- **AIM OF THE TASK**
Skip any picture you find and retype all the remaining lines exactly.

(Extracted data entries)
--- start ---
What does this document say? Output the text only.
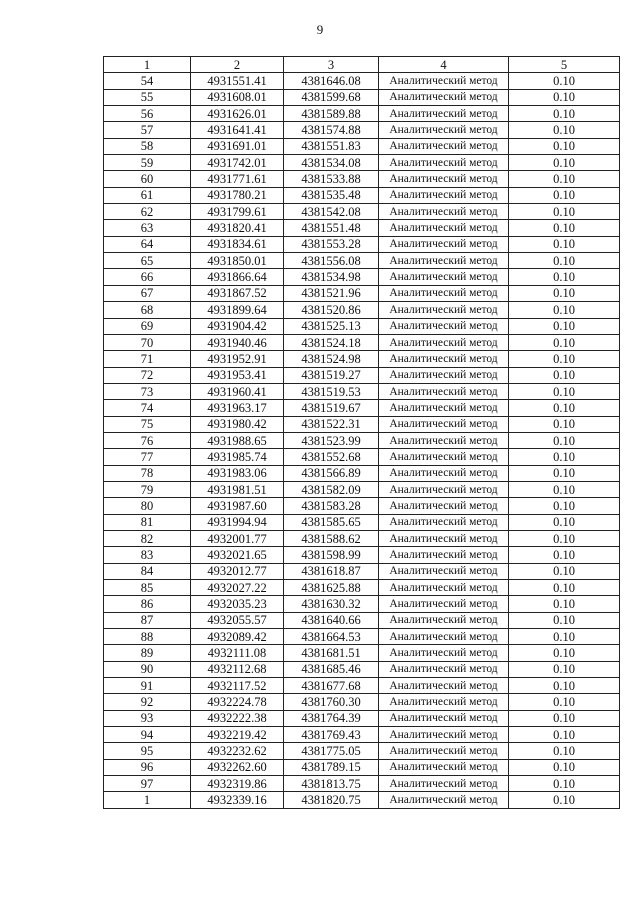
9
1	2	3	4	5
54	4931551.41	4381646.08	Аналитический метод	0.10
55	4931608.01	4381599.68	Аналитический метод	0.10
56	4931626.01	4381589.88	Аналитический метод	0.10
57	4931641.41	4381574.88	Аналитический метод	0.10
58	4931691.01	4381551.83	Аналитический метод	0.10
59	4931742.01	4381534.08	Аналитический метод	0.10
60	4931771.61	4381533.88	Аналитический метод	0.10
61	4931780.21	4381535.48	Аналитический метод	0.10
62	4931799.61	4381542.08	Аналитический метод	0.10
63	4931820.41	4381551.48	Аналитический метод	0.10
64	4931834.61	4381553.28	Аналитический метод	0.10
65	4931850.01	4381556.08	Аналитический метод	0.10
66	4931866.64	4381534.98	Аналитический метод	0.10
67	4931867.52	4381521.96	Аналитический метод	0.10
68	4931899.64	4381520.86	Аналитический метод	0.10
69	4931904.42	4381525.13	Аналитический метод	0.10
70	4931940.46	4381524.18	Аналитический метод	0.10
71	4931952.91	4381524.98	Аналитический метод	0.10
72	4931953.41	4381519.27	Аналитический метод	0.10
73	4931960.41	4381519.53	Аналитический метод	0.10
74	4931963.17	4381519.67	Аналитический метод	0.10
75	4931980.42	4381522.31	Аналитический метод	0.10
76	4931988.65	4381523.99	Аналитический метод	0.10
77	4931985.74	4381552.68	Аналитический метод	0.10
78	4931983.06	4381566.89	Аналитический метод	0.10
79	4931981.51	4381582.09	Аналитический метод	0.10
80	4931987.60	4381583.28	Аналитический метод	0.10
81	4931994.94	4381585.65	Аналитический метод	0.10
82	4932001.77	4381588.62	Аналитический метод	0.10
83	4932021.65	4381598.99	Аналитический метод	0.10
84	4932012.77	4381618.87	Аналитический метод	0.10
85	4932027.22	4381625.88	Аналитический метод	0.10
86	4932035.23	4381630.32	Аналитический метод	0.10
87	4932055.57	4381640.66	Аналитический метод	0.10
88	4932089.42	4381664.53	Аналитический метод	0.10
89	4932111.08	4381681.51	Аналитический метод	0.10
90	4932112.68	4381685.46	Аналитический метод	0.10
91	4932117.52	4381677.68	Аналитический метод	0.10
92	4932224.78	4381760.30	Аналитический метод	0.10
93	4932222.38	4381764.39	Аналитический метод	0.10
94	4932219.42	4381769.43	Аналитический метод	0.10
95	4932232.62	4381775.05	Аналитический метод	0.10
96	4932262.60	4381789.15	Аналитический метод	0.10
97	4932319.86	4381813.75	Аналитический метод	0.10
1	4932339.16	4381820.75	Аналитический метод	0.10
--- end ---
- **REPLY**
What does this document say? Output the text only.
9
1	2	3	4	5
54	4931551.41	4381646.08	Аналитический метод	0.10
55	4931608.01	4381599.68	Аналитический метод	0.10
56	4931626.01	4381589.88	Аналитический метод	0.10
57	4931641.41	4381574.88	Аналитический метод	0.10
58	4931691.01	4381551.83	Аналитический метод	0.10
59	4931742.01	4381534.08	Аналитический метод	0.10
60	4931771.61	4381533.88	Аналитический метод	0.10
61	4931780.21	4381535.48	Аналитический метод	0.10
62	4931799.61	4381542.08	Аналитический метод	0.10
63	4931820.41	4381551.48	Аналитический метод	0.10
64	4931834.61	4381553.28	Аналитический метод	0.10
65	4931850.01	4381556.08	Аналитический метод	0.10
66	4931866.64	4381534.98	Аналитический метод	0.10
67	4931867.52	4381521.96	Аналитический метод	0.10
68	4931899.64	4381520.86	Аналитический метод	0.10
69	4931904.42	4381525.13	Аналитический метод	0.10
70	4931940.46	4381524.18	Аналитический метод	0.10
71	4931952.91	4381524.98	Аналитический метод	0.10
72	4931953.41	4381519.27	Аналитический метод	0.10
73	4931960.41	4381519.53	Аналитический метод	0.10
74	4931963.17	4381519.67	Аналитический метод	0.10
75	4931980.42	4381522.31	Аналитический метод	0.10
76	4931988.65	4381523.99	Аналитический метод	0.10
77	4931985.74	4381552.68	Аналитический метод	0.10
78	4931983.06	4381566.89	Аналитический метод	0.10
79	4931981.51	4381582.09	Аналитический метод	0.10
80	4931987.60	4381583.28	Аналитический метод	0.10
81	4931994.94	4381585.65	Аналитический метод	0.10
82	4932001.77	4381588.62	Аналитический метод	0.10
83	4932021.65	4381598.99	Аналитический метод	0.10
84	4932012.77	4381618.87	Аналитический метод	0.10
85	4932027.22	4381625.88	Аналитический метод	0.10
86	4932035.23	4381630.32	Аналитический метод	0.10
87	4932055.57	4381640.66	Аналитический метод	0.10
88	4932089.42	4381664.53	Аналитический метод	0.10
89	4932111.08	4381681.51	Аналитический метод	0.10
90	4932112.68	4381685.46	Аналитический метод	0.10
91	4932117.52	4381677.68	Аналитический метод	0.10
92	4932224.78	4381760.30	Аналитический метод	0.10
93	4932222.38	4381764.39	Аналитический метод	0.10
94	4932219.42	4381769.43	Аналитический метод	0.10
95	4932232.62	4381775.05	Аналитический метод	0.10
96	4932262.60	4381789.15	Аналитический метод	0.10
97	4932319.86	4381813.75	Аналитический метод	0.10
1	4932339.16	4381820.75	Аналитический метод	0.10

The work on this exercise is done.